- **Instruction**
Copy out every line of the records below, keeping each one unchanged.

(Box coordinate listings)
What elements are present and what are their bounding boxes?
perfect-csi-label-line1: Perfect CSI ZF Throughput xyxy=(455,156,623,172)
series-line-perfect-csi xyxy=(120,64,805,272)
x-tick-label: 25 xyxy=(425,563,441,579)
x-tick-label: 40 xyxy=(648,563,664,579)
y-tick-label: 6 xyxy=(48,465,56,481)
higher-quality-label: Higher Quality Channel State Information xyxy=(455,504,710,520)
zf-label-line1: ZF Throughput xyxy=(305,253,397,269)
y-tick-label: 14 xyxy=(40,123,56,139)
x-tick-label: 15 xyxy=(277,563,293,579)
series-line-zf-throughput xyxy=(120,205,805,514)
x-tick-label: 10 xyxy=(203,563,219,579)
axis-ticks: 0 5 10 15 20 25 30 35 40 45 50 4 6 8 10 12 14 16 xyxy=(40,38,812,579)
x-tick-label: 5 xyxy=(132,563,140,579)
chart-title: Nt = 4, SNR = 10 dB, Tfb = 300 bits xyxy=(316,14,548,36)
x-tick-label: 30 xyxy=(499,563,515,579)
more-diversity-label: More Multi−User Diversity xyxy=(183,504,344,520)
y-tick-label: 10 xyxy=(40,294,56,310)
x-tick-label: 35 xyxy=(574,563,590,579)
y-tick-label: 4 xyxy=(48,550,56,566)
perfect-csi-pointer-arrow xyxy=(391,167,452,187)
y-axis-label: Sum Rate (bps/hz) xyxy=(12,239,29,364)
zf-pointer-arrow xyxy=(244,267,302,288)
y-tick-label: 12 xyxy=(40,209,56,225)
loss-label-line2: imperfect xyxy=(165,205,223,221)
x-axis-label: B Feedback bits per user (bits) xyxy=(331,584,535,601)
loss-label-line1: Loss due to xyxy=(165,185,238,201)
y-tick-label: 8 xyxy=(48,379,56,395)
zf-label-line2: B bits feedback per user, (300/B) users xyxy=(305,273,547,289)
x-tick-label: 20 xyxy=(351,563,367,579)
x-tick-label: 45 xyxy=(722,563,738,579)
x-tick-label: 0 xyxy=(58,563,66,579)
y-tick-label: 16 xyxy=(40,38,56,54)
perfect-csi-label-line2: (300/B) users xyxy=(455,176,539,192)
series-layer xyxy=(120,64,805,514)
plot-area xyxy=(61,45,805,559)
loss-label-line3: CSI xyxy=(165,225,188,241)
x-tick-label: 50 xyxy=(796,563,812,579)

- **Worked solution**
What elements are present and what are their bounding boxes?
perfect-csi-label-line1: Perfect CSI ZF Throughput xyxy=(455,156,623,172)
series-line-perfect-csi xyxy=(120,64,805,272)
x-tick-label: 25 xyxy=(425,563,441,579)
x-tick-label: 40 xyxy=(648,563,664,579)
y-tick-label: 6 xyxy=(48,465,56,481)
higher-quality-label: Higher Quality Channel State Information xyxy=(455,504,710,520)
zf-label-line1: ZF Throughput xyxy=(305,253,397,269)
y-tick-label: 14 xyxy=(40,123,56,139)
x-tick-label: 15 xyxy=(277,563,293,579)
series-line-zf-throughput xyxy=(120,205,805,514)
x-tick-label: 10 xyxy=(203,563,219,579)
axis-ticks: 0 5 10 15 20 25 30 35 40 45 50 4 6 8 10 12 14 16 xyxy=(40,38,812,579)
x-tick-label: 5 xyxy=(132,563,140,579)
chart-title: Nt = 4, SNR = 10 dB, Tfb = 300 bits xyxy=(316,14,548,36)
x-tick-label: 30 xyxy=(499,563,515,579)
more-diversity-label: More Multi−User Diversity xyxy=(183,504,344,520)
y-tick-label: 10 xyxy=(40,294,56,310)
x-tick-label: 35 xyxy=(574,563,590,579)
y-tick-label: 4 xyxy=(48,550,56,566)
perfect-csi-pointer-arrow xyxy=(391,167,452,187)
y-axis-label: Sum Rate (bps/hz) xyxy=(12,239,29,364)
zf-pointer-arrow xyxy=(244,267,302,288)
y-tick-label: 12 xyxy=(40,209,56,225)
loss-label-line2: imperfect xyxy=(165,205,223,221)
x-axis-label: B Feedback bits per user (bits) xyxy=(331,584,535,601)
loss-label-line1: Loss due to xyxy=(165,185,238,201)
y-tick-label: 8 xyxy=(48,379,56,395)
zf-label-line2: B bits feedback per user, (300/B) users xyxy=(305,273,547,289)
x-tick-label: 20 xyxy=(351,563,367,579)
x-tick-label: 45 xyxy=(722,563,738,579)
x-tick-label: 0 xyxy=(58,563,66,579)
y-tick-label: 16 xyxy=(40,38,56,54)
perfect-csi-label-line2: (300/B) users xyxy=(455,176,539,192)
series-layer xyxy=(120,64,805,514)
plot-area xyxy=(61,45,805,559)
loss-label-line3: CSI xyxy=(165,225,188,241)
x-tick-label: 50 xyxy=(796,563,812,579)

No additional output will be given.